Supplied entries:
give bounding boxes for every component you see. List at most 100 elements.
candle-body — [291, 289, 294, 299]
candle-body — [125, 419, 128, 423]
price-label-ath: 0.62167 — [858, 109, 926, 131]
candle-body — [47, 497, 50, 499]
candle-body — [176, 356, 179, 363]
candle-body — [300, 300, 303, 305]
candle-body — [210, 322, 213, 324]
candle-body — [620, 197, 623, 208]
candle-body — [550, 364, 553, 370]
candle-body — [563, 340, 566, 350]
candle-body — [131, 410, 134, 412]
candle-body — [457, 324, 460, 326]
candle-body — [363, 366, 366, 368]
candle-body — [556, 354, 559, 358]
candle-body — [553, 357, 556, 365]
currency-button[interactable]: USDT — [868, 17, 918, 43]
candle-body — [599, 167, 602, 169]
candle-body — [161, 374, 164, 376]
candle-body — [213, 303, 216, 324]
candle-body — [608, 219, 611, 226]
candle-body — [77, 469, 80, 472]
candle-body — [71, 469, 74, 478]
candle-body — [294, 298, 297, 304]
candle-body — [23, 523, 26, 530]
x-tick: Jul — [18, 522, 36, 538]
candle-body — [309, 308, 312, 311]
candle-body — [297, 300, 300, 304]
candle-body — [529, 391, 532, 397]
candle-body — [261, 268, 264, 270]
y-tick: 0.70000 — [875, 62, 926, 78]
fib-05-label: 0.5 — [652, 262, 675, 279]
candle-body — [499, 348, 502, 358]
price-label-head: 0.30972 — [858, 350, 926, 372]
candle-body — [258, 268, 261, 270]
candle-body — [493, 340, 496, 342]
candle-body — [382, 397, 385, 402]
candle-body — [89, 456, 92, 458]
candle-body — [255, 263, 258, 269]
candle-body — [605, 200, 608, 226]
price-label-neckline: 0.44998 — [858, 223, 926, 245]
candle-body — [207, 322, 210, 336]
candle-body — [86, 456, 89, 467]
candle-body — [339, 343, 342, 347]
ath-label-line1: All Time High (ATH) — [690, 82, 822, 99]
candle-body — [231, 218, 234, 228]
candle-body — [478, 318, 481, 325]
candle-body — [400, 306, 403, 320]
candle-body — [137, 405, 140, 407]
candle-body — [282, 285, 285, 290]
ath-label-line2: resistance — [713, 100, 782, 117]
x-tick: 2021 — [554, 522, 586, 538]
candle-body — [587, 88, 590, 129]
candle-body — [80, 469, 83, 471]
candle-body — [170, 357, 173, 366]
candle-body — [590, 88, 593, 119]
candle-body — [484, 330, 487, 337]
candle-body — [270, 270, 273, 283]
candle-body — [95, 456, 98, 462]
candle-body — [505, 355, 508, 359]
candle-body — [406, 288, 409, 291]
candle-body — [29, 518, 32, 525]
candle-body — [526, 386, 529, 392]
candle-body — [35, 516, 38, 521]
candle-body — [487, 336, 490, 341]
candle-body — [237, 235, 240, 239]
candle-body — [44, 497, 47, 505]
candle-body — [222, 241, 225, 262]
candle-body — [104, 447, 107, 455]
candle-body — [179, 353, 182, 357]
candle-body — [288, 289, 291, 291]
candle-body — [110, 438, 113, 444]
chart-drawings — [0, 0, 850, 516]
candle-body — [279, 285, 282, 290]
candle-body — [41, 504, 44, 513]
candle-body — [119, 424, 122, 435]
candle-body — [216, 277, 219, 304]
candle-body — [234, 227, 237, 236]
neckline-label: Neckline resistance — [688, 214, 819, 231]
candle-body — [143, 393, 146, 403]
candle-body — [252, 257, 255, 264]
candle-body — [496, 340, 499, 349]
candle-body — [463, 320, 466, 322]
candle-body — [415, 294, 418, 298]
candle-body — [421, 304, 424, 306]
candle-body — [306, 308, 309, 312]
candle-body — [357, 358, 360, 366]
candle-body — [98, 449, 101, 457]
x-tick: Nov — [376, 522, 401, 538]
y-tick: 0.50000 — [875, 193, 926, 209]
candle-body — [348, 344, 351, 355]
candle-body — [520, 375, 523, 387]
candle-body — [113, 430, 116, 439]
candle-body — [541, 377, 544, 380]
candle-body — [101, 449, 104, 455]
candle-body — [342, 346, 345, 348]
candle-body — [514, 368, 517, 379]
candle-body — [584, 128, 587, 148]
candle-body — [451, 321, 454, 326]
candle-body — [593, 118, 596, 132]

What to do:
Edit the listing above by replacing "resistance" with "support" and leaving every other part of each line unchanged.

Solution for this task:
give bounding boxes for every component you see. List at most 100 elements.
candle-body — [291, 289, 294, 299]
candle-body — [125, 419, 128, 423]
price-label-ath: 0.62167 — [858, 109, 926, 131]
candle-body — [47, 497, 50, 499]
candle-body — [176, 356, 179, 363]
candle-body — [300, 300, 303, 305]
candle-body — [210, 322, 213, 324]
candle-body — [620, 197, 623, 208]
candle-body — [550, 364, 553, 370]
candle-body — [563, 340, 566, 350]
candle-body — [131, 410, 134, 412]
candle-body — [457, 324, 460, 326]
candle-body — [363, 366, 366, 368]
candle-body — [556, 354, 559, 358]
candle-body — [553, 357, 556, 365]
currency-button[interactable]: USDT — [868, 17, 918, 43]
candle-body — [599, 167, 602, 169]
candle-body — [161, 374, 164, 376]
candle-body — [213, 303, 216, 324]
candle-body — [608, 219, 611, 226]
candle-body — [77, 469, 80, 472]
candle-body — [71, 469, 74, 478]
candle-body — [294, 298, 297, 304]
candle-body — [23, 523, 26, 530]
x-tick: Jul — [18, 522, 36, 538]
candle-body — [309, 308, 312, 311]
candle-body — [297, 300, 300, 304]
candle-body — [529, 391, 532, 397]
candle-body — [261, 268, 264, 270]
y-tick: 0.70000 — [875, 62, 926, 78]
fib-05-label: 0.5 — [652, 262, 675, 279]
candle-body — [499, 348, 502, 358]
price-label-head: 0.30972 — [858, 350, 926, 372]
candle-body — [258, 268, 261, 270]
candle-body — [493, 340, 496, 342]
candle-body — [382, 397, 385, 402]
candle-body — [89, 456, 92, 458]
candle-body — [255, 263, 258, 269]
candle-body — [605, 200, 608, 226]
price-label-neckline: 0.44998 — [858, 223, 926, 245]
candle-body — [207, 322, 210, 336]
candle-body — [86, 456, 89, 467]
candle-body — [339, 343, 342, 347]
ath-label-line1: All Time High (ATH) — [690, 82, 822, 99]
candle-body — [231, 218, 234, 228]
candle-body — [478, 318, 481, 325]
candle-body — [400, 306, 403, 320]
candle-body — [137, 405, 140, 407]
candle-body — [282, 285, 285, 290]
ath-label-line2: support — [713, 100, 782, 117]
x-tick: 2021 — [554, 522, 586, 538]
candle-body — [587, 88, 590, 129]
candle-body — [80, 469, 83, 471]
candle-body — [170, 357, 173, 366]
candle-body — [590, 88, 593, 119]
candle-body — [484, 330, 487, 337]
candle-body — [270, 270, 273, 283]
candle-body — [95, 456, 98, 462]
candle-body — [505, 355, 508, 359]
candle-body — [406, 288, 409, 291]
candle-body — [29, 518, 32, 525]
candle-body — [526, 386, 529, 392]
candle-body — [35, 516, 38, 521]
candle-body — [487, 336, 490, 341]
candle-body — [237, 235, 240, 239]
candle-body — [44, 497, 47, 505]
candle-body — [222, 241, 225, 262]
candle-body — [104, 447, 107, 455]
candle-body — [179, 353, 182, 357]
candle-body — [288, 289, 291, 291]
candle-body — [110, 438, 113, 444]
chart-drawings — [0, 0, 850, 516]
candle-body — [279, 285, 282, 290]
candle-body — [41, 504, 44, 513]
candle-body — [119, 424, 122, 435]
candle-body — [216, 277, 219, 304]
candle-body — [234, 227, 237, 236]
neckline-label: Neckline support — [688, 214, 819, 231]
candle-body — [143, 393, 146, 403]
candle-body — [252, 257, 255, 264]
candle-body — [496, 340, 499, 349]
candle-body — [463, 320, 466, 322]
candle-body — [415, 294, 418, 298]
candle-body — [421, 304, 424, 306]
candle-body — [306, 308, 309, 312]
candle-body — [357, 358, 360, 366]
candle-body — [98, 449, 101, 457]
x-tick: Nov — [376, 522, 401, 538]
y-tick: 0.50000 — [875, 193, 926, 209]
candle-body — [348, 344, 351, 355]
candle-body — [520, 375, 523, 387]
candle-body — [113, 430, 116, 439]
candle-body — [541, 377, 544, 380]
candle-body — [101, 449, 104, 455]
candle-body — [342, 346, 345, 348]
candle-body — [514, 368, 517, 379]
candle-body — [584, 128, 587, 148]
candle-body — [451, 321, 454, 326]
candle-body — [593, 118, 596, 132]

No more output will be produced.